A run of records
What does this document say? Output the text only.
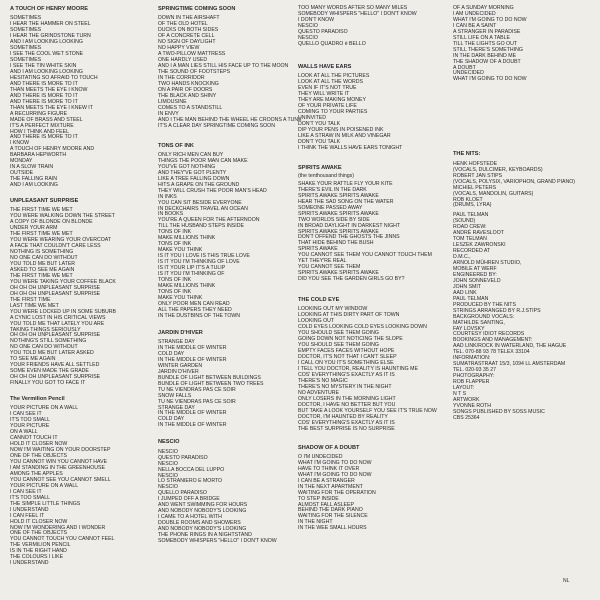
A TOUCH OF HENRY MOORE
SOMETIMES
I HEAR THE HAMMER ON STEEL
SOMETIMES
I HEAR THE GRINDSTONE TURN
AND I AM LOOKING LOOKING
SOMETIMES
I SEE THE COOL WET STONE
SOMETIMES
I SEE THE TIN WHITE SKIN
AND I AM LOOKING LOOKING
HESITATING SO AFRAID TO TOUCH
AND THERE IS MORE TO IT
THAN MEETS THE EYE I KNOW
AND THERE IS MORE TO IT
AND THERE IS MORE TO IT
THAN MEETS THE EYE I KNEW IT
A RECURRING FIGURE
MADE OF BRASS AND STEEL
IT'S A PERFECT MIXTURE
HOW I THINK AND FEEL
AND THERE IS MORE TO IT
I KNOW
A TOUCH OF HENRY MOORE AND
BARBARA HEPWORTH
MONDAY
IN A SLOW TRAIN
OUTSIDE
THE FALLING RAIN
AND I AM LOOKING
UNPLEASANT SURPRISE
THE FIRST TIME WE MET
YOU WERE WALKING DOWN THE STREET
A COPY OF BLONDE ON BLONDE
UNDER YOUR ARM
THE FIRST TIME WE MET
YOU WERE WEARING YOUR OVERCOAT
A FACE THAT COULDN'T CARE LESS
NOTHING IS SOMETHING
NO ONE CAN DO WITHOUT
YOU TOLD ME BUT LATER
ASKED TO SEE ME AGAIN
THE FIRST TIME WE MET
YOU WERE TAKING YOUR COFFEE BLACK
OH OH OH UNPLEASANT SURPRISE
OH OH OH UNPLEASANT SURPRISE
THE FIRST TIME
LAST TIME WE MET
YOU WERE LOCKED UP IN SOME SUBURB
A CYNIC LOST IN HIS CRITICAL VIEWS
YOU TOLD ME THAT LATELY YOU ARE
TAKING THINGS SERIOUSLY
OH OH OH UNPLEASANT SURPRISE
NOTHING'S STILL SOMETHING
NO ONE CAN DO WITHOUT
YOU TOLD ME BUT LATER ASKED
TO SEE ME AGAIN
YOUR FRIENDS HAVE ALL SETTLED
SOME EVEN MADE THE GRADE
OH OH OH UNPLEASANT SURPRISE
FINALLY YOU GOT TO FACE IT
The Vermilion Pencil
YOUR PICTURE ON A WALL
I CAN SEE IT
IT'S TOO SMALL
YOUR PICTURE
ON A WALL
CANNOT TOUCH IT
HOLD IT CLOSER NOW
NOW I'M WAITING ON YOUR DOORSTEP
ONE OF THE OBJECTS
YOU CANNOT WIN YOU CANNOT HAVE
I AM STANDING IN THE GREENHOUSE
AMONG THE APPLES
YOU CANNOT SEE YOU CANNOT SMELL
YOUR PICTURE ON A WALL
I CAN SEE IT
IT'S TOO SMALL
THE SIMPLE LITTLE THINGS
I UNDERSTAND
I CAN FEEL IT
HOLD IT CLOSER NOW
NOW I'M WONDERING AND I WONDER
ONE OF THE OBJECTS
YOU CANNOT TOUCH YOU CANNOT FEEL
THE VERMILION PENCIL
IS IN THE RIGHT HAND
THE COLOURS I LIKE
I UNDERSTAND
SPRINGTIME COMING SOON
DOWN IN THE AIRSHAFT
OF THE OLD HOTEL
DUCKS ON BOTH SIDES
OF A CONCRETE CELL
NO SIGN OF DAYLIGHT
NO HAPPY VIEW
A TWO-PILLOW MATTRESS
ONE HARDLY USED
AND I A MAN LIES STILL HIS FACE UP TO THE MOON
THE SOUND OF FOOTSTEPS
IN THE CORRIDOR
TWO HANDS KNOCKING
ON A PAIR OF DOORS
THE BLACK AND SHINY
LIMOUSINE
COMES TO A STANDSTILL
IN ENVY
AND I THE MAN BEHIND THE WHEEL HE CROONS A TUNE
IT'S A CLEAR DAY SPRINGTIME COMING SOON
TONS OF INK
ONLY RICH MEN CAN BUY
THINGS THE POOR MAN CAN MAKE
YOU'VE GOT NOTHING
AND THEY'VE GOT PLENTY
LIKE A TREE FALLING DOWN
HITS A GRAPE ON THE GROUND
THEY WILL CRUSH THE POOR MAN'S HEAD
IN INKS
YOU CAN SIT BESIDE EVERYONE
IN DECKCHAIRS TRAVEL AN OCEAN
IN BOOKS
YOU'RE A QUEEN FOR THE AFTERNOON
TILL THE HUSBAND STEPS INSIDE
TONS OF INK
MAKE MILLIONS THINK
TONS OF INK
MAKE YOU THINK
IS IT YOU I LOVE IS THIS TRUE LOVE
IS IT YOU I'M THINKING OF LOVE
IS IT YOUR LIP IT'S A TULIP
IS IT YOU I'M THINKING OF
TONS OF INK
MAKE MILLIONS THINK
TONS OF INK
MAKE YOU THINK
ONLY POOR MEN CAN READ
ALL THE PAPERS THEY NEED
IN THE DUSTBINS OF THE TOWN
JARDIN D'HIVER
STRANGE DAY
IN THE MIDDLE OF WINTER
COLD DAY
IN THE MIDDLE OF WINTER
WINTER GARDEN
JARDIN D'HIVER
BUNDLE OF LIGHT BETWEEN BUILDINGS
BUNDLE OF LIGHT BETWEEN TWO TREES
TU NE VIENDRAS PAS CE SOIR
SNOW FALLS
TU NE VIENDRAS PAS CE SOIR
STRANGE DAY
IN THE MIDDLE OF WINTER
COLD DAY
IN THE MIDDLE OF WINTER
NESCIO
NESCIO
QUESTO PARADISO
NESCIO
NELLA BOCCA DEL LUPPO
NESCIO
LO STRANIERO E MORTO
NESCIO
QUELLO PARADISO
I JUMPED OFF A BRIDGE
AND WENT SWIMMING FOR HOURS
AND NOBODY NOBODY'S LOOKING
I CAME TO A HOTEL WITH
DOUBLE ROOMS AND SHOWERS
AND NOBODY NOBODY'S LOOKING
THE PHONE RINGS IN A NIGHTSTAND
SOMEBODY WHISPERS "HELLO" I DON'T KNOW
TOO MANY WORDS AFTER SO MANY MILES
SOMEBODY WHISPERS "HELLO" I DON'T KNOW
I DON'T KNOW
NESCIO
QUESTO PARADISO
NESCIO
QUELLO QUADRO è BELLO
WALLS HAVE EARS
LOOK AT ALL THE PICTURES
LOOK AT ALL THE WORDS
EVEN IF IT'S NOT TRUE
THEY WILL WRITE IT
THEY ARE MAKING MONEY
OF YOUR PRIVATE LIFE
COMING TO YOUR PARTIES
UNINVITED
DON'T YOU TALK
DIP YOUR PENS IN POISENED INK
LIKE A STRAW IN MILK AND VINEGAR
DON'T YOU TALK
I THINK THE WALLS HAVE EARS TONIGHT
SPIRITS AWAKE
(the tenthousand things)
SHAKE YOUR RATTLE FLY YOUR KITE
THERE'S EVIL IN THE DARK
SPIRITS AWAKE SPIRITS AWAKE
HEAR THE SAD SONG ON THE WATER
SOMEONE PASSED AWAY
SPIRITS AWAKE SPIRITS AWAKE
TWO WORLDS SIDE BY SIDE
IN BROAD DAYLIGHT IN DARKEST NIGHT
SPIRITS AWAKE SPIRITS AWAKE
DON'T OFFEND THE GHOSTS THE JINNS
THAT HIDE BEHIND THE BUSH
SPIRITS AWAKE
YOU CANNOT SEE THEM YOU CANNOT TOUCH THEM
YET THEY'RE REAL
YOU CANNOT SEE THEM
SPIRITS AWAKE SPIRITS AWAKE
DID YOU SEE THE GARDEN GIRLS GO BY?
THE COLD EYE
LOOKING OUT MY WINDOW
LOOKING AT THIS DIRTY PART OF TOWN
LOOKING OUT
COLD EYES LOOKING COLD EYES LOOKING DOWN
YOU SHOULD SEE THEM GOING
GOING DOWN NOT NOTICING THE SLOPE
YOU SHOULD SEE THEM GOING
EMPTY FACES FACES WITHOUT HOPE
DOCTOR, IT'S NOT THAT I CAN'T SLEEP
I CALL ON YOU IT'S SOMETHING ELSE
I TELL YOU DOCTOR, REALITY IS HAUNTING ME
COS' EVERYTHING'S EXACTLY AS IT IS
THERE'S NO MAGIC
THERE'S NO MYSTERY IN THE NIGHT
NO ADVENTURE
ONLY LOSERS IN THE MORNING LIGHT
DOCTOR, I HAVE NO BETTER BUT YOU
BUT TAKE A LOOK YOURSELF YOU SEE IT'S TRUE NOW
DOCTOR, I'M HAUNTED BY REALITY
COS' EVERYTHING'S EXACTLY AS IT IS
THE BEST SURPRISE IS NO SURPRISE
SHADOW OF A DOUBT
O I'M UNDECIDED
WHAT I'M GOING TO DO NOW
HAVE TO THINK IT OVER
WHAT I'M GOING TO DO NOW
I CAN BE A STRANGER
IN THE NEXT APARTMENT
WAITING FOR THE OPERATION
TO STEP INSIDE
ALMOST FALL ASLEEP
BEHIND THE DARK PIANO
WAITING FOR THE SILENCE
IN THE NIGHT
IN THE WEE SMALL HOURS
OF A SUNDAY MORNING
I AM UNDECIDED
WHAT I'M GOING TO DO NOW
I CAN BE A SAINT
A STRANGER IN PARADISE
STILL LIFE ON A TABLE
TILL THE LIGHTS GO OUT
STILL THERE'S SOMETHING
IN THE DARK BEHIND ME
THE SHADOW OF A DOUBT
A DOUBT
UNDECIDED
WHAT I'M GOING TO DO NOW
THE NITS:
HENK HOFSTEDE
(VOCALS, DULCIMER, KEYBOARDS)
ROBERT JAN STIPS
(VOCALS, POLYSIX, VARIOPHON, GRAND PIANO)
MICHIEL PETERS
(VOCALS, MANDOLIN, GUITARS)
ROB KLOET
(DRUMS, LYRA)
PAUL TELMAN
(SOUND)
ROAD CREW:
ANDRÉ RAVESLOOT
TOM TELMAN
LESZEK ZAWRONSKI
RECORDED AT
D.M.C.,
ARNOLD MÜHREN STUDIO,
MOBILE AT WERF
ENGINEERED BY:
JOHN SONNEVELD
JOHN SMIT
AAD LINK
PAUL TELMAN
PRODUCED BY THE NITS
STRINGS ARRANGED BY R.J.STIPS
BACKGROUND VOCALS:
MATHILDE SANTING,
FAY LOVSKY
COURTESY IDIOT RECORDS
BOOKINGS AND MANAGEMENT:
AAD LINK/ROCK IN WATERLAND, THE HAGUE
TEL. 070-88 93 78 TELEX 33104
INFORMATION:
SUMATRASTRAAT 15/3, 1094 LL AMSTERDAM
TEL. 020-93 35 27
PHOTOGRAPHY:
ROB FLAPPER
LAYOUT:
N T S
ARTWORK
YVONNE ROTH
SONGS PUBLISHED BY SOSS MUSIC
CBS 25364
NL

* * *

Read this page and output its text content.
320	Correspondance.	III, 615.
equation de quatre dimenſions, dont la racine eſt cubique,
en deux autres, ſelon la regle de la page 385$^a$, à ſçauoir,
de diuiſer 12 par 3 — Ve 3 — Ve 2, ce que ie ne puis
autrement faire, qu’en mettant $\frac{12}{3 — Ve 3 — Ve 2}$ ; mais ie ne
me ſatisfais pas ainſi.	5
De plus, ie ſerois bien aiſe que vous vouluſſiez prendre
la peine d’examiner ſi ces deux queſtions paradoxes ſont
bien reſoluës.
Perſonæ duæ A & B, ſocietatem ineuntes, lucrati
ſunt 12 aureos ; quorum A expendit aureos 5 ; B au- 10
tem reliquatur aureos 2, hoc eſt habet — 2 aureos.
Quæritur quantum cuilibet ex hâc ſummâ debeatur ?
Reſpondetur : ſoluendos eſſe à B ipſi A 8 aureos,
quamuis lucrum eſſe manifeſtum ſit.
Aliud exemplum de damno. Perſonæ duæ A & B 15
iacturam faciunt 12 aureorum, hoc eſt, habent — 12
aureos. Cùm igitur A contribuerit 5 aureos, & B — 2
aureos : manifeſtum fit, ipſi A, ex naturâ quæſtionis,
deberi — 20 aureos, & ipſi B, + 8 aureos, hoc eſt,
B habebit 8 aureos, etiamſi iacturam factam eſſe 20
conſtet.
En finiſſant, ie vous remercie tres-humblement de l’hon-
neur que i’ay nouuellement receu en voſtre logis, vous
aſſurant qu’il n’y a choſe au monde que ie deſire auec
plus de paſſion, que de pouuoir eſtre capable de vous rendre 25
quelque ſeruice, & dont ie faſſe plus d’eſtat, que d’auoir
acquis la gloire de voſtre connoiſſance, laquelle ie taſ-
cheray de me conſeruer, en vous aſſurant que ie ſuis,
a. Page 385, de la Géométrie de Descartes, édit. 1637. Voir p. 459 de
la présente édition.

Do this. Extract each line holding the word "SOMETHING" from the records.

Solution.
NOTHING IS SOMETHING
NOTHING'S STILL SOMETHING
I CALL ON YOU IT'S SOMETHING ELSE
STILL THERE'S SOMETHING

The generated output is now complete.